● Given text
##########

[Pythonmac-SIG] Re: [pyobjc] portability and clean starts (was:NSAutorelease support)

Bill Bumgarner bbum@codefab.com
Wed, 08 Nov 2000 21:05:03 -0500


It was dropped because of very little interest combined with fairly sweeping changes
to python that were sucking up everyone's time-- I remember when the decision was
made-- and none of us [Lele, Jeff, myself or others] had the time/motivation to step
up and maintain the stuff.   There has basically been zero effort aimed at this
codebase in the last 2.5 years-- and it was minimal for nearly 2 years before
that....

My point was that Objective-C doesn't exist in the Carbon libraries on MacOS.  The
lack of the Foundation level APIs [NSBundle, mostly] on that platform are moot when
considering the porting aspects.  If the goal is to bring a binding into *some
other* ObjC runtime on MacOS, then we need to seriously consider whether using any
of Carbon or Foundation makes *any* sense beyond simply providing a shim into the
existing object framework on that particular platform.   Instead, maybe we would
need to look at doing something like the os module in Python-- that is, provide a
generic ObjC module, but have it effectively be an abstract cover for ObjC.GnuStep,
ObjC.MacOS, ObjC.MacOSX, etc,etc,etc...

In terms of supporting OSX/OSXS/Darwin, the existing codebase is close to doing
that-- it just needs to be cleaned up a bit-- and could be relaitively easily
spruced up to again support GnuStep (if it doesn't already-- anyone checked??).

##########

● Records from a data collection
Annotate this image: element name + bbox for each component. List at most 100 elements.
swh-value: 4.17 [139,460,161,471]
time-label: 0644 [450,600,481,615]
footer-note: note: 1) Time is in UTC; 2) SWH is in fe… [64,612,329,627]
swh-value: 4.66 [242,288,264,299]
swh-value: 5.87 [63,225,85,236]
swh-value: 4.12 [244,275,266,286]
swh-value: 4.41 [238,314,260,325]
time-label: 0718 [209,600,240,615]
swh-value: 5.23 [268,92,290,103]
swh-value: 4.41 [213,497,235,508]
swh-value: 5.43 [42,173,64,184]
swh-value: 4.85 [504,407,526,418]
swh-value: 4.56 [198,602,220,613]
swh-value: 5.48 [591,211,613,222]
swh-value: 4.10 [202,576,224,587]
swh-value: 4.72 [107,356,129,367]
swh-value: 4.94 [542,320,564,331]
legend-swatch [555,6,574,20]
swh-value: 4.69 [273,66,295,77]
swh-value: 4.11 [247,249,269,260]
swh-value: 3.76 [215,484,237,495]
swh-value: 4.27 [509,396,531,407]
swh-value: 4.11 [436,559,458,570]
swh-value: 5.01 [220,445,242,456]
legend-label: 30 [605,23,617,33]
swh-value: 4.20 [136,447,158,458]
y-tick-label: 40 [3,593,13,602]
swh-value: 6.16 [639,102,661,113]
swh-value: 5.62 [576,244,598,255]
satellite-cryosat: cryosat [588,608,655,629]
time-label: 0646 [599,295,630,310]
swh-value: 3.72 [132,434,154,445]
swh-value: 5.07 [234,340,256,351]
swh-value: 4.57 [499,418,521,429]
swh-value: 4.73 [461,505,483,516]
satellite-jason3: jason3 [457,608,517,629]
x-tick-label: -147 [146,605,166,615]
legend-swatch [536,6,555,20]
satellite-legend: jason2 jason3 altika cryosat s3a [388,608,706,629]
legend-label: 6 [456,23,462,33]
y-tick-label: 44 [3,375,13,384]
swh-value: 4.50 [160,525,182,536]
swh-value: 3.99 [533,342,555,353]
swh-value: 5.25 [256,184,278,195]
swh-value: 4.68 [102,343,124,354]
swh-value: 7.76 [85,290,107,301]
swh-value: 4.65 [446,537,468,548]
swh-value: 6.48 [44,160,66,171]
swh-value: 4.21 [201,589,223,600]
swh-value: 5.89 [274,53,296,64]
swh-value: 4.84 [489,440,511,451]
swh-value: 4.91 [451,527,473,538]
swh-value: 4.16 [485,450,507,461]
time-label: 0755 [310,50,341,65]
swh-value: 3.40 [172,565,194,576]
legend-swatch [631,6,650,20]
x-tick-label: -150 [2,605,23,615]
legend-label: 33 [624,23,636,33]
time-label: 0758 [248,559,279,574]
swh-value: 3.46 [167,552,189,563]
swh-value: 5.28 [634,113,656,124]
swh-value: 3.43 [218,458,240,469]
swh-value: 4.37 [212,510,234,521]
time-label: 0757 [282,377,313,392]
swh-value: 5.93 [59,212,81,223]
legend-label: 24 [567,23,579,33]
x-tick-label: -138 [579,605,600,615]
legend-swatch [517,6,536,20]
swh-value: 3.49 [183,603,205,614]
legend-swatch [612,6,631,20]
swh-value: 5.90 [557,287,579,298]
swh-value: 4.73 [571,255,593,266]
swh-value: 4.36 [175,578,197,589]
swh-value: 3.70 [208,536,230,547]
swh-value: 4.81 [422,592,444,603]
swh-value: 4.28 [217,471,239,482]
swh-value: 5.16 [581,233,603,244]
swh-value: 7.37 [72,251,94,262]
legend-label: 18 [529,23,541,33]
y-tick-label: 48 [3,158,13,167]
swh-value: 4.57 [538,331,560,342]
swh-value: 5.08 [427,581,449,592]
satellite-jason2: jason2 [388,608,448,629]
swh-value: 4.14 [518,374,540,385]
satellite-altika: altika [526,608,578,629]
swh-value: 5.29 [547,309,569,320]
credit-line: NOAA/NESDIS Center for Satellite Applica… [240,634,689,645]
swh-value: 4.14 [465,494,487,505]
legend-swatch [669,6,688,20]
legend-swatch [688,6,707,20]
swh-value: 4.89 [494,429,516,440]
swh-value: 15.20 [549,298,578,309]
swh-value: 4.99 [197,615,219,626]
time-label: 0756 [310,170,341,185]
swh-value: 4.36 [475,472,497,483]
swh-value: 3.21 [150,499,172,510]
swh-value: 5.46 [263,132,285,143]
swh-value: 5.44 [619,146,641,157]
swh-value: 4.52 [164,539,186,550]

##########

● Tasks
[A] According to the pyobjc post, what doesn't exist in the Carbon libraries on MacOS?
[B] Summarize the pyobjc post in three sentences.
[C] Continue the pyobjc post from its last sentence.
The lines are separate material, apart from the pyobjc post.

● Answers per task
[A] Objective-C.

[B] The codebase was dropped because of little interest and sweeping changes to Python, and no one had the time or motivation to maintain it, so it has seen basically zero effort in the last 2.5 years. Since Objective-C doesn't exist in the Carbon libraries on MacOS, a generic ObjC module, like Python's os module, could act as an abstract cover for ObjC.GnuStep, ObjC.MacOS, ObjC.MacOSX, and others. The existing codebase is close to supporting OSX/OSXS/Darwin and needs only some cleanup, and it could be fairly easily updated to support GnuStep again.

[C]
However, ultimately, I would rather not be distracted by such high level
considerations.  We have a codebase that mostly works [thanks to you, Steve!!] and
with a bit of iterative refactoring, it could be cleaned up and become a relatively
first class implementation across Darwin, GnuStep, and OSX[S].

b.bum

"Steven D. Majewski" wrote:

> On Wed, 8 Nov 2000, Bill Bumgarner wrote:
>
> > AFAIK, Carbon on MacOS does not include ObjC-- so, no point in going to the
> > relatively primitive CoreFoundation API because it won't gain portability to
> > that environment and it will greatly impede portability to GnuStep/OpenStep....
>
> My point is that portability w.r.t. GnuStep/OpenStep/NextStep/Cocoa/...
> is a different dimension than portability for
>         Darwin(including Darwin on Intel)/MacOSX/ClassicMac+CarbonLib.
>
> There *MAY* be portability advantages (in that second dimension) to
> using the lower level and common (among that family) interfaces:
> more code to initially write, but less total code to support all
> of those system.
>
> Supporting all the *Step flavors probably means more work, and it
> becomes prohibitive if there aren't enough users, testers and
> maintainers. ( Isn't this why PyObjC was dropped from the Python
> core distribution ? If there are a lot of Python + GnuStep users
> lurking out there, please speak up! )
>
> The main advantage of a clean start would seem to be to make a
> clean start and get rid of a lot of untested #ifdef's .
>
> ---|  Steven D. Majewski   (804-982-0831)  <sdm7g@Virginia.EDU>  |---
> ---|  Department of Molecular Physiology and Biological Physics  |---
> ---|  University of Virginia             Health Sciences Center  |---
> ---|  P.O. Box 10011            Charlottesville, VA  22906-0011  |---
>                 "All operating systems want to be unix,
>                  All programming languages want to be lisp."